- [TASK DIRECTIONS]: Turn the data, from its first line through the line that contains "dropdown-item-office-2007-black[interactable]: Office 2007", into a numbered list, and leave out any blank lines.

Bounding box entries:
START

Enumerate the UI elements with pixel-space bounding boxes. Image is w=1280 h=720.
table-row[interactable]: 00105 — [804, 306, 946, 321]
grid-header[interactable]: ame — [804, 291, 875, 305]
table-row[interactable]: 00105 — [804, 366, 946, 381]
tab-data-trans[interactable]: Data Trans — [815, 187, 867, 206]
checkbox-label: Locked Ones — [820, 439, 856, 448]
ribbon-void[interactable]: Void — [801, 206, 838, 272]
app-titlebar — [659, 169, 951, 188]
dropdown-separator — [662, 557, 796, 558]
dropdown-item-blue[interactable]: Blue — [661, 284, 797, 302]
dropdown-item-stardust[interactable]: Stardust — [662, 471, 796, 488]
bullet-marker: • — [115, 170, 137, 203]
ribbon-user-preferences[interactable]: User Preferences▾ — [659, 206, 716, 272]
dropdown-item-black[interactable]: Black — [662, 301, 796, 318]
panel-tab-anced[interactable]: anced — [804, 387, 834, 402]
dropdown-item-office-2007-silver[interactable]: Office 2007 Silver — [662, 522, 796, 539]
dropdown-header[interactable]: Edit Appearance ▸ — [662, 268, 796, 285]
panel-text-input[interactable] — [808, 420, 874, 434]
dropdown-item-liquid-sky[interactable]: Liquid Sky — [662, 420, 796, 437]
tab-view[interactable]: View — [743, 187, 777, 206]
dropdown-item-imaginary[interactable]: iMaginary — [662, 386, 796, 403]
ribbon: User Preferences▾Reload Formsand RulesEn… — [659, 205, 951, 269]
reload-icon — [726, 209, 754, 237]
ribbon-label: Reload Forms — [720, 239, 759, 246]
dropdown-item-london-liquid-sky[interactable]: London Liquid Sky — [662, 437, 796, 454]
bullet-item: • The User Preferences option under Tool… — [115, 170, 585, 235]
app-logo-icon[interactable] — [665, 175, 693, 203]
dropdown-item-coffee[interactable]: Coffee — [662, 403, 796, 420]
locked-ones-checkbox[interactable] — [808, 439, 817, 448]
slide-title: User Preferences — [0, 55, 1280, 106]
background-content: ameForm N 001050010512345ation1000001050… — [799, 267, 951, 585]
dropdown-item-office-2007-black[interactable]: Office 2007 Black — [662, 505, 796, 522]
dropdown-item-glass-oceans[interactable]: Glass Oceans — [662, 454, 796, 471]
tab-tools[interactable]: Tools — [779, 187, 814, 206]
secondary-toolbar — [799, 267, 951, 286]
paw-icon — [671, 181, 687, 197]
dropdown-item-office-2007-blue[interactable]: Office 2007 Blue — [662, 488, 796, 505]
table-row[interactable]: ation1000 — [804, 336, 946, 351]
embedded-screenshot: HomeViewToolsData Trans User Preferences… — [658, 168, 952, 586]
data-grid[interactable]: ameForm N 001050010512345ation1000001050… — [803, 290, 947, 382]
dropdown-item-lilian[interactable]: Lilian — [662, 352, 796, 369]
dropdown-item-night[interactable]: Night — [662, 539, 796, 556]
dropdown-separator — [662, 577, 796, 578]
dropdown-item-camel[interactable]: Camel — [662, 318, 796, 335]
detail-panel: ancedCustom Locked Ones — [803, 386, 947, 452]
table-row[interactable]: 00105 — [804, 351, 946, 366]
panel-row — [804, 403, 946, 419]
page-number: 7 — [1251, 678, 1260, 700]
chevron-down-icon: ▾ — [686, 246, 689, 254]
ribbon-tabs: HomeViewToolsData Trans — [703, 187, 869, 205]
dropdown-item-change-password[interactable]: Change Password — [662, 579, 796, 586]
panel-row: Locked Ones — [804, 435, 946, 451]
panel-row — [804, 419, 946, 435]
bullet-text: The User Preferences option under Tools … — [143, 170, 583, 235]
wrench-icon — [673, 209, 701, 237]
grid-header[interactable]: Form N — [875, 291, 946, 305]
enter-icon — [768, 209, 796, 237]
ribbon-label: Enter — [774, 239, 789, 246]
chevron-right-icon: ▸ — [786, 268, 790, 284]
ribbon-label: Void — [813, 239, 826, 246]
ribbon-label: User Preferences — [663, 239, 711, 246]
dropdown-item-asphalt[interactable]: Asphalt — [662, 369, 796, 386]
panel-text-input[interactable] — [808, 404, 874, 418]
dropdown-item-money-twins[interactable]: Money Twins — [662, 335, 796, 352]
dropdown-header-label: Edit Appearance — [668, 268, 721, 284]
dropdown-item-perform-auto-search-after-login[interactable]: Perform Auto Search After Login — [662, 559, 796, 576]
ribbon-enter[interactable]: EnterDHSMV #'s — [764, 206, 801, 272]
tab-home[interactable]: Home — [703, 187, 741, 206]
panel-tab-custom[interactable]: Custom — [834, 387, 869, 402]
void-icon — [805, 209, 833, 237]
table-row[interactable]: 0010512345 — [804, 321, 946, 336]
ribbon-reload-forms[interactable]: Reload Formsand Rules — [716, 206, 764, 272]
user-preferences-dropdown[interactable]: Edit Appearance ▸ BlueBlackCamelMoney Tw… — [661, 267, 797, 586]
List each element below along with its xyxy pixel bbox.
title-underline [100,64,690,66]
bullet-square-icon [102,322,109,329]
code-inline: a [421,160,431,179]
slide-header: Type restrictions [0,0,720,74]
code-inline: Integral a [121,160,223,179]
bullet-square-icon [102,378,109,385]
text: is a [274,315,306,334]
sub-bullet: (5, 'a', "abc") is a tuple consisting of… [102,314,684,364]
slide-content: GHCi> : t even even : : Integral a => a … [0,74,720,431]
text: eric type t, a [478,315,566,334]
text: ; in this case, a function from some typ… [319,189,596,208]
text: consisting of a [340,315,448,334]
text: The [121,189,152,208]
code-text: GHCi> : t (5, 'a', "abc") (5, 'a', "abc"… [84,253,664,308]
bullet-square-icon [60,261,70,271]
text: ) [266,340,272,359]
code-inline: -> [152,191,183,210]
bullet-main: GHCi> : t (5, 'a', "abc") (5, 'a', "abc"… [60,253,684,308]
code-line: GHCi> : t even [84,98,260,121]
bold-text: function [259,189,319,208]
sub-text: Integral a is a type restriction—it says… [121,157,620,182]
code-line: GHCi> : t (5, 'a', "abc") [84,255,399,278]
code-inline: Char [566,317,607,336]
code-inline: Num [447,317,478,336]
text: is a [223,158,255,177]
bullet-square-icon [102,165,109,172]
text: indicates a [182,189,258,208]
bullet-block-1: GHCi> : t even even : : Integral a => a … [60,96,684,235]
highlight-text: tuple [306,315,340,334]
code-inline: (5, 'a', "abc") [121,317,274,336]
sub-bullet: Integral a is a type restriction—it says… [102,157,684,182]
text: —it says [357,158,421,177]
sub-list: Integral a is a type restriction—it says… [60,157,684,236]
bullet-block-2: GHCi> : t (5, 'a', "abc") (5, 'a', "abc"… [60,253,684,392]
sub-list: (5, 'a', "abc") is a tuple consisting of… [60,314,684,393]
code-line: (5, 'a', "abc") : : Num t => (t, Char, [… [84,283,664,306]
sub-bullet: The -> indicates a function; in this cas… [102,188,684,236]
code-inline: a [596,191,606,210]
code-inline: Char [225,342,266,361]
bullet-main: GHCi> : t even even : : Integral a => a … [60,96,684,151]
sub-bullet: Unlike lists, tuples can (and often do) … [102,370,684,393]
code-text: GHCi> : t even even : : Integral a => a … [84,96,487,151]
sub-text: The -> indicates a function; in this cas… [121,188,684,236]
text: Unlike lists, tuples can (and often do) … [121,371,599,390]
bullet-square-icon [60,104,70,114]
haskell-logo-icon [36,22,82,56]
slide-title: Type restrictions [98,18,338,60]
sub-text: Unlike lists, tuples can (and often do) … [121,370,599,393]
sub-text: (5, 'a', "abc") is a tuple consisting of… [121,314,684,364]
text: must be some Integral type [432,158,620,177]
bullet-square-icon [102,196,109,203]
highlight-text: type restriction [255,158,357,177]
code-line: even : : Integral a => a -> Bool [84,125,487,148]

END

- [COMPLETED EXERCISE]:
1. Enumerate the UI elements with pixel-space bounding boxes. Image is w=1280 h=720.
2. table-row[interactable]: 00105 — [804, 306, 946, 321]
3. grid-header[interactable]: ame — [804, 291, 875, 305]
4. table-row[interactable]: 00105 — [804, 366, 946, 381]
5. tab-data-trans[interactable]: Data Trans — [815, 187, 867, 206]
6. checkbox-label: Locked Ones — [820, 439, 856, 448]
7. ribbon-void[interactable]: Void — [801, 206, 838, 272]
8. app-titlebar — [659, 169, 951, 188]
9. dropdown-separator — [662, 557, 796, 558]
10. dropdown-item-blue[interactable]: Blue — [661, 284, 797, 302]
11. dropdown-item-stardust[interactable]: Stardust — [662, 471, 796, 488]
12. bullet-marker: • — [115, 170, 137, 203]
13. ribbon-user-preferences[interactable]: User Preferences▾ — [659, 206, 716, 272]
14. dropdown-item-black[interactable]: Black — [662, 301, 796, 318]
15. panel-tab-anced[interactable]: anced — [804, 387, 834, 402]
16. dropdown-item-office-2007-silver[interactable]: Office 2007 Silver — [662, 522, 796, 539]
17. dropdown-header[interactable]: Edit Appearance ▸ — [662, 268, 796, 285]
18. panel-text-input[interactable] — [808, 420, 874, 434]
19. dropdown-item-liquid-sky[interactable]: Liquid Sky — [662, 420, 796, 437]
20. tab-view[interactable]: View — [743, 187, 777, 206]
21. dropdown-item-imaginary[interactable]: iMaginary — [662, 386, 796, 403]
22. ribbon: User Preferences▾Reload Formsand RulesEn… — [659, 205, 951, 269]
23. reload-icon — [726, 209, 754, 237]
24. ribbon-label: Reload Forms — [720, 239, 759, 246]
25. dropdown-item-london-liquid-sky[interactable]: London Liquid Sky — [662, 437, 796, 454]
26. bullet-item: • The User Preferences option under Tool… — [115, 170, 585, 235]
27. app-logo-icon[interactable] — [665, 175, 693, 203]
28. dropdown-item-coffee[interactable]: Coffee — [662, 403, 796, 420]
29. locked-ones-checkbox[interactable] — [808, 439, 817, 448]
30. slide-title: User Preferences — [0, 55, 1280, 106]
31. background-content: ameForm N 001050010512345ation1000001050… — [799, 267, 951, 585]
32. dropdown-item-office-2007-black[interactable]: Office 2007 Black — [662, 505, 796, 522]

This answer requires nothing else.